STATED GOAL:
Identify every line in the records below that contains the word "herred", and copy each of those lines.

-- begin SUPPLIED RECORDS --

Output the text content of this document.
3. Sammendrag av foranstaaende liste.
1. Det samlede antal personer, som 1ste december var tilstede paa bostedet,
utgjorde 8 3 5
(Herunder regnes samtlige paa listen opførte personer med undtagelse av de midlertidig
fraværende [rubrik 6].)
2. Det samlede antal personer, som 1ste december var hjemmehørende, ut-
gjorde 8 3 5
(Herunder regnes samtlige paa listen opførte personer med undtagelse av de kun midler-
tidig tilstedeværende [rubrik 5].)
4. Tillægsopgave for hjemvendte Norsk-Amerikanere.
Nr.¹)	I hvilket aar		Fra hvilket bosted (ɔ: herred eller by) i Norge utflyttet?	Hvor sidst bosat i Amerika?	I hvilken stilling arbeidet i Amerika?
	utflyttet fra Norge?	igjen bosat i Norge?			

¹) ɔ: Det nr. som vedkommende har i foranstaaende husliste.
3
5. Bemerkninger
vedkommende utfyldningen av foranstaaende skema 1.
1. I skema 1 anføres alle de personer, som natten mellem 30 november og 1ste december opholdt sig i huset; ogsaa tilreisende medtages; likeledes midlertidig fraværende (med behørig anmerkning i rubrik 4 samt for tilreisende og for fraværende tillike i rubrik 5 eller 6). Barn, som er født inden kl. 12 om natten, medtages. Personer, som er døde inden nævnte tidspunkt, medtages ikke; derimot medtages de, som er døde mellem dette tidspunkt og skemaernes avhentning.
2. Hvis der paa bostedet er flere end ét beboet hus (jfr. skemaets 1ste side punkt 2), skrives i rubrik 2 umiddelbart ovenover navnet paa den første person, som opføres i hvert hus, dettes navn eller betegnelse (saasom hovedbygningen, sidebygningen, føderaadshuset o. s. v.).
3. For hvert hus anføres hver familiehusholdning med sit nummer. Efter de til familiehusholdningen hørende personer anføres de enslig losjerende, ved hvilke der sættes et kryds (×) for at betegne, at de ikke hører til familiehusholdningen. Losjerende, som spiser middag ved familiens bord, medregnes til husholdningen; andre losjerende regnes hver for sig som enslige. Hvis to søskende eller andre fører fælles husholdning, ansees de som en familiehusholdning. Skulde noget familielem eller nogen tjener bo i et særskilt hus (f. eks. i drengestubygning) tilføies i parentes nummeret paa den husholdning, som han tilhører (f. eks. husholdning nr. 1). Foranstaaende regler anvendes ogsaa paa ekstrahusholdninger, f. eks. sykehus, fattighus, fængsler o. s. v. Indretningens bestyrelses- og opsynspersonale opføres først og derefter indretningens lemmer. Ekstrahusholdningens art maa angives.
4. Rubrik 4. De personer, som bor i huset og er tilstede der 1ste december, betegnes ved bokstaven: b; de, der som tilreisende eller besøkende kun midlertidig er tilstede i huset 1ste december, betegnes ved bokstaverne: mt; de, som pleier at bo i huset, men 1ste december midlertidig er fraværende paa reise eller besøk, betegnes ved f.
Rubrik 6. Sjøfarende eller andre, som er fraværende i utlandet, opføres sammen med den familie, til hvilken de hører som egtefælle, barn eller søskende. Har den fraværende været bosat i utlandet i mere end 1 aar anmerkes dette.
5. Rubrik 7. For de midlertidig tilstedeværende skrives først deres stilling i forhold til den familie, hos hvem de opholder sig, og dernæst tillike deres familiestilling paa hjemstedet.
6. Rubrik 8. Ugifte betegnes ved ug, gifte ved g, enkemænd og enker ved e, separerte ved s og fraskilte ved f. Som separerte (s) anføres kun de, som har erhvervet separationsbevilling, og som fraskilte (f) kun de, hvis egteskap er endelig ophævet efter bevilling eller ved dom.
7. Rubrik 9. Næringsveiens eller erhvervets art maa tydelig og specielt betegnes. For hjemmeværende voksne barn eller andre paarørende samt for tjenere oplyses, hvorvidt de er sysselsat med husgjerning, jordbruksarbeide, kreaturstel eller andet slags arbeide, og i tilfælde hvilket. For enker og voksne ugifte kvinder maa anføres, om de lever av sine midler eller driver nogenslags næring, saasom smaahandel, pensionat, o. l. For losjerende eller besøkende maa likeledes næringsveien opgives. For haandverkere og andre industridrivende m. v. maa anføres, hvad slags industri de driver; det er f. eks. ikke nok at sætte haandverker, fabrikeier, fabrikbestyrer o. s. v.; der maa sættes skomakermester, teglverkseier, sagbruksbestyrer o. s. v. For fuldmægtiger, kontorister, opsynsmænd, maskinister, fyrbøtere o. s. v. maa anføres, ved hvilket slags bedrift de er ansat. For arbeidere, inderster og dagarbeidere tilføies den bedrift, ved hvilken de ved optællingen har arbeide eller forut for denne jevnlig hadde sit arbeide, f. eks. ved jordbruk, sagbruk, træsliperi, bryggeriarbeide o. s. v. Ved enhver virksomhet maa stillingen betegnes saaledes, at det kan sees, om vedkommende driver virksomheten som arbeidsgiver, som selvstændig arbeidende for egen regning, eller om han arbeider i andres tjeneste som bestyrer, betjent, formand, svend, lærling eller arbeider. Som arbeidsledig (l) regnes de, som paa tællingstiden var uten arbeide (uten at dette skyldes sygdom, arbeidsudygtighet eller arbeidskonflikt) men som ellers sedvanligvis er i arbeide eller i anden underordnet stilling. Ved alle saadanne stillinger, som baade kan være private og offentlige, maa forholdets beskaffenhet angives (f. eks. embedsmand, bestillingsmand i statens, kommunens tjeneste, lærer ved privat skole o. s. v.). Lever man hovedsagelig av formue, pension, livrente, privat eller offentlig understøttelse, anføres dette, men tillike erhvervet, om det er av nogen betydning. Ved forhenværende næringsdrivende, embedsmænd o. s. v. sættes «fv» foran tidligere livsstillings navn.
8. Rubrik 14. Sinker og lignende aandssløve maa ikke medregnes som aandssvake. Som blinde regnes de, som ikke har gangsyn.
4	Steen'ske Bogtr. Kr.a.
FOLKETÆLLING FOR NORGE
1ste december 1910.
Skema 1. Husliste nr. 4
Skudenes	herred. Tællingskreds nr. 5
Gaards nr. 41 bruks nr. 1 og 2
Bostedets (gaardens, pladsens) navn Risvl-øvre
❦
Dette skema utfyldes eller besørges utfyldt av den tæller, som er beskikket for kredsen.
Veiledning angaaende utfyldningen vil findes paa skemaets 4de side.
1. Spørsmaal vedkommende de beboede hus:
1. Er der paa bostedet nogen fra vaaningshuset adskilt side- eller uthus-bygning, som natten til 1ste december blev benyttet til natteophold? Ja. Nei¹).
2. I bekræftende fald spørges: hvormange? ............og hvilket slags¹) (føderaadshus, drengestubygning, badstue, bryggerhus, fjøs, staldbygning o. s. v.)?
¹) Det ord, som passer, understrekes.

-- end SUPPLIED RECORDS --

REPLY TO THE TASK:
Nr.¹)	I hvilket aar		Fra hvilket bosted (ɔ: herred eller by) i Norge utflyttet?	Hvor sidst bosat i Amerika?	I hvilken stilling arbeidet i Amerika?
Skudenes	herred. Tællingskreds nr. 5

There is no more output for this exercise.